-- begin --

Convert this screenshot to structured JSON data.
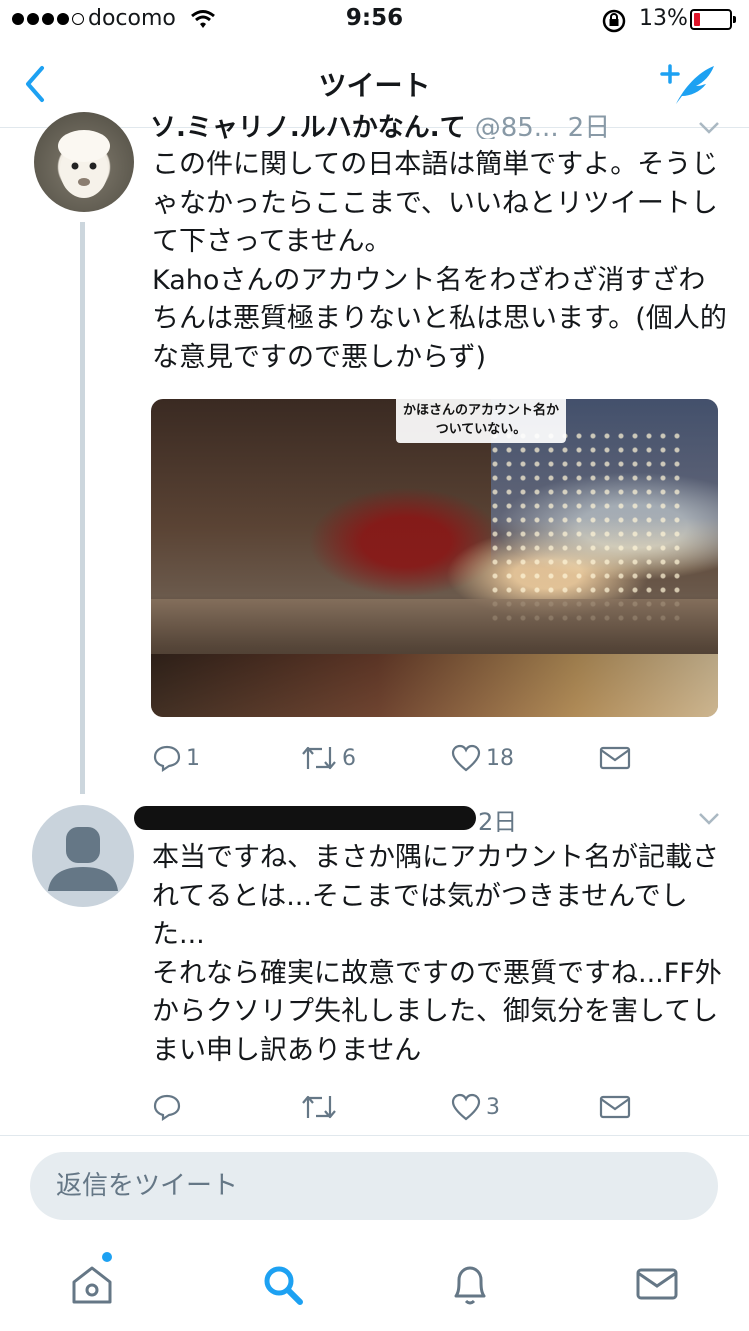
{
  "status_bar": {
    "carrier": "docomo",
    "time": "9:56",
    "battery_percent": "13%",
    "signal_strength": 4,
    "battery_level": 0.13
  },
  "nav": {
    "title": "ツイート",
    "back_icon": "chevron-left-icon",
    "compose_icon": "compose-tweet-icon",
    "accent_color": "#1da1f2"
  },
  "tweets": [
    {
      "name_visible": "ソ.ミャリノ.ルハかなん.て",
      "handle_visible": "@85...",
      "date": "2日",
      "text": "この件に関しての日本語は簡単ですよ。そうじゃなかったらここまで、いいねとリツイートして下さってません。\nKahoさんのアカウント名をわざわざ消すざわちんは悪質極まりないと私は思います。(個人的な意見ですので悪しからず)",
      "media_caption": "かほさんのアカウント名かついていない。",
      "reply_count": "1",
      "retweet_count": "6",
      "like_count": "18"
    },
    {
      "date": "2日",
      "text": "本当ですね、まさか隅にアカウント名が記載されてるとは...そこまでは気がつきませんでした...\nそれなら確実に故意ですので悪質ですね...FF外からクソリプ失礼しました、御気分を害してしまい申し訳ありません",
      "reply_count": "",
      "retweet_count": "",
      "like_count": "3"
    }
  ],
  "reply": {
    "placeholder": "返信をツイート"
  },
  "tabs": [
    {
      "icon": "home-icon"
    },
    {
      "icon": "search-icon"
    },
    {
      "icon": "bell-icon"
    },
    {
      "icon": "mail-icon"
    }
  ]
}
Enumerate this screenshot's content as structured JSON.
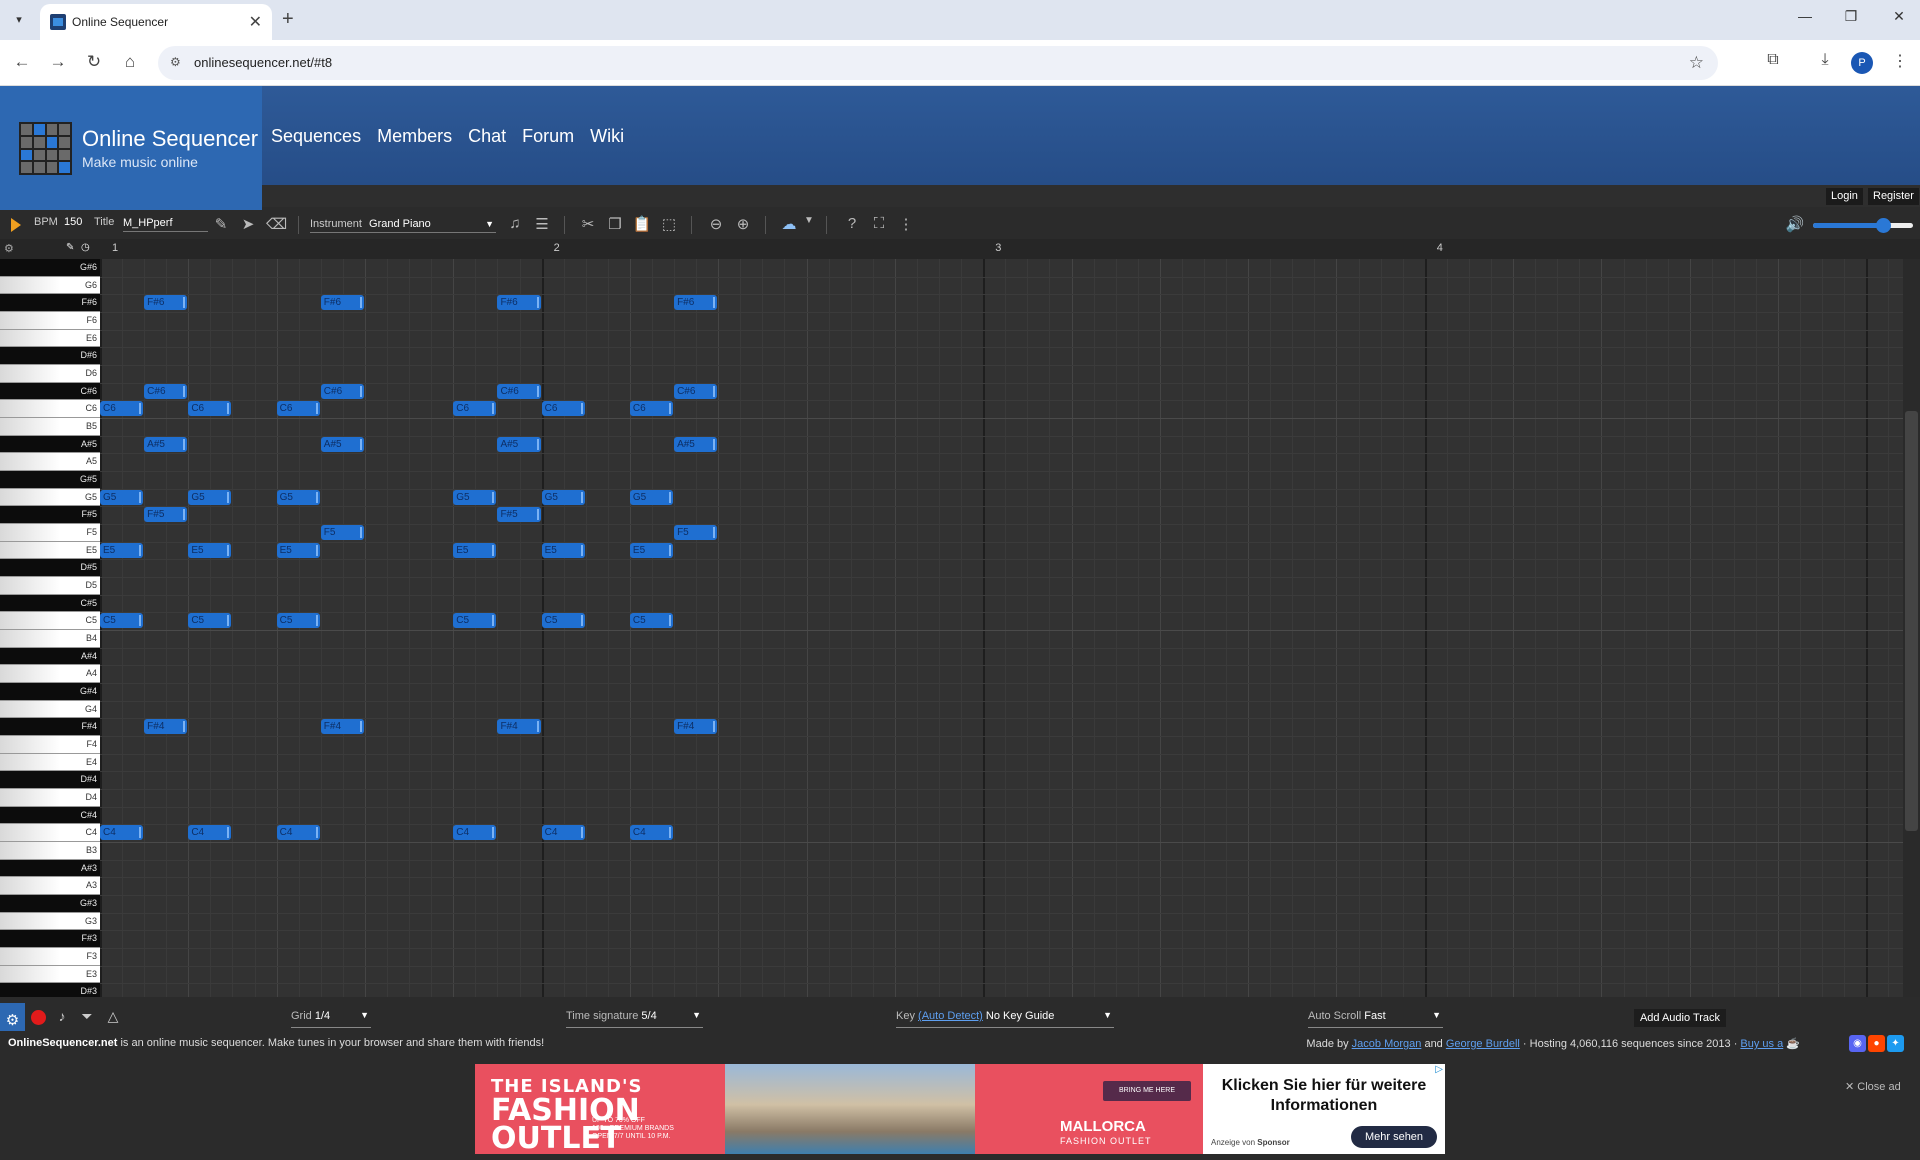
{
  "browser": {
    "tab_title": "Online Sequencer",
    "url": "onlinesequencer.net/#t8",
    "profile_initial": "P"
  },
  "site": {
    "brand_name": "Online Sequencer",
    "brand_tagline": "Make music online",
    "nav": [
      "Sequences",
      "Members",
      "Chat",
      "Forum",
      "Wiki"
    ],
    "login": "Login",
    "register": "Register"
  },
  "editor": {
    "bpm_label": "BPM",
    "bpm_value": "150",
    "title_label": "Title",
    "title_value": "M_HPperf",
    "instrument_label": "Instrument",
    "instrument_value": "Grand Piano",
    "volume": 0.7
  },
  "roll": {
    "bar_labels": [
      "1",
      "2",
      "3",
      "4"
    ],
    "keys": [
      {
        "n": "G#6",
        "b": true
      },
      {
        "n": "G6",
        "b": false
      },
      {
        "n": "F#6",
        "b": true
      },
      {
        "n": "F6",
        "b": false
      },
      {
        "n": "E6",
        "b": false
      },
      {
        "n": "D#6",
        "b": true
      },
      {
        "n": "D6",
        "b": false
      },
      {
        "n": "C#6",
        "b": true
      },
      {
        "n": "C6",
        "b": false
      },
      {
        "n": "B5",
        "b": false
      },
      {
        "n": "A#5",
        "b": true
      },
      {
        "n": "A5",
        "b": false
      },
      {
        "n": "G#5",
        "b": true
      },
      {
        "n": "G5",
        "b": false
      },
      {
        "n": "F#5",
        "b": true
      },
      {
        "n": "F5",
        "b": false
      },
      {
        "n": "E5",
        "b": false
      },
      {
        "n": "D#5",
        "b": true
      },
      {
        "n": "D5",
        "b": false
      },
      {
        "n": "C#5",
        "b": true
      },
      {
        "n": "C5",
        "b": false
      },
      {
        "n": "B4",
        "b": false
      },
      {
        "n": "A#4",
        "b": true
      },
      {
        "n": "A4",
        "b": false
      },
      {
        "n": "G#4",
        "b": true
      },
      {
        "n": "G4",
        "b": false
      },
      {
        "n": "F#4",
        "b": true
      },
      {
        "n": "F4",
        "b": false
      },
      {
        "n": "E4",
        "b": false
      },
      {
        "n": "D#4",
        "b": true
      },
      {
        "n": "D4",
        "b": false
      },
      {
        "n": "C#4",
        "b": true
      },
      {
        "n": "C4",
        "b": false
      },
      {
        "n": "B3",
        "b": false
      },
      {
        "n": "A#3",
        "b": true
      },
      {
        "n": "A3",
        "b": false
      },
      {
        "n": "G#3",
        "b": true
      },
      {
        "n": "G3",
        "b": false
      },
      {
        "n": "F#3",
        "b": true
      },
      {
        "n": "F3",
        "b": false
      },
      {
        "n": "E3",
        "b": false
      },
      {
        "n": "D#3",
        "b": true
      }
    ],
    "notes": [
      {
        "p": "C6",
        "t": 0
      },
      {
        "p": "G5",
        "t": 0
      },
      {
        "p": "E5",
        "t": 0
      },
      {
        "p": "C5",
        "t": 0
      },
      {
        "p": "C4",
        "t": 0
      },
      {
        "p": "F#6",
        "t": 2
      },
      {
        "p": "C#6",
        "t": 2
      },
      {
        "p": "A#5",
        "t": 2
      },
      {
        "p": "F#5",
        "t": 2
      },
      {
        "p": "F#4",
        "t": 2
      },
      {
        "p": "C6",
        "t": 4
      },
      {
        "p": "G5",
        "t": 4
      },
      {
        "p": "E5",
        "t": 4
      },
      {
        "p": "C5",
        "t": 4
      },
      {
        "p": "C4",
        "t": 4
      },
      {
        "p": "C6",
        "t": 8
      },
      {
        "p": "G5",
        "t": 8
      },
      {
        "p": "E5",
        "t": 8
      },
      {
        "p": "C5",
        "t": 8
      },
      {
        "p": "C4",
        "t": 8
      },
      {
        "p": "F#6",
        "t": 10
      },
      {
        "p": "C#6",
        "t": 10
      },
      {
        "p": "A#5",
        "t": 10
      },
      {
        "p": "F5",
        "t": 10
      },
      {
        "p": "F#4",
        "t": 10
      },
      {
        "p": "C6",
        "t": 16
      },
      {
        "p": "G5",
        "t": 16
      },
      {
        "p": "E5",
        "t": 16
      },
      {
        "p": "C5",
        "t": 16
      },
      {
        "p": "C4",
        "t": 16
      },
      {
        "p": "F#6",
        "t": 18
      },
      {
        "p": "C#6",
        "t": 18
      },
      {
        "p": "A#5",
        "t": 18
      },
      {
        "p": "F#5",
        "t": 18
      },
      {
        "p": "F#4",
        "t": 18
      },
      {
        "p": "C6",
        "t": 20
      },
      {
        "p": "G5",
        "t": 20
      },
      {
        "p": "E5",
        "t": 20
      },
      {
        "p": "C5",
        "t": 20
      },
      {
        "p": "C4",
        "t": 20
      },
      {
        "p": "C6",
        "t": 24
      },
      {
        "p": "G5",
        "t": 24
      },
      {
        "p": "E5",
        "t": 24
      },
      {
        "p": "C5",
        "t": 24
      },
      {
        "p": "C4",
        "t": 24
      },
      {
        "p": "F#6",
        "t": 26
      },
      {
        "p": "C#6",
        "t": 26
      },
      {
        "p": "A#5",
        "t": 26
      },
      {
        "p": "F5",
        "t": 26
      },
      {
        "p": "F#4",
        "t": 26
      }
    ]
  },
  "footer": {
    "grid_label": "Grid",
    "grid_value": "1/4",
    "time_sig_label": "Time signature",
    "time_sig_value": "5/4",
    "key_label": "Key",
    "key_auto_detect": "(Auto Detect)",
    "key_value": "No Key Guide",
    "autoscroll_label": "Auto Scroll",
    "autoscroll_value": "Fast",
    "add_audio_track": "Add Audio Track"
  },
  "info": {
    "site_bold": "OnlineSequencer.net",
    "site_text": " is an online music sequencer. Make tunes in your browser and share them with friends!",
    "made_by": "Made by ",
    "author1": "Jacob Morgan",
    "and": " and ",
    "author2": "George Burdell",
    "hosting": " · Hosting 4,060,116 sequences since 2013 · ",
    "buy": "Buy us a"
  },
  "ad": {
    "line1": "THE ISLAND'S",
    "line2": "FASHION",
    "line3": "OUTLET",
    "small1": "UP TO 70% OFF",
    "small2": "100+ PREMIUM BRANDS",
    "small3": "OPEN 7/7 UNTIL 10 P.M.",
    "cta_small": "BRING ME HERE",
    "brand": "MALLORCA",
    "brand_sub": "FASHION OUTLET",
    "headline": "Klicken Sie hier für weitere Informationen",
    "label": "Anzeige von",
    "sponsor": "Sponsor",
    "button": "Mehr sehen",
    "close": "✕ Close ad"
  }
}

-- end --

Using the listing above, list every line in which the string "browser" occurs.

  "browser": {
    "site_text": " is an online music sequencer. Make tunes in your browser and share them with friends!",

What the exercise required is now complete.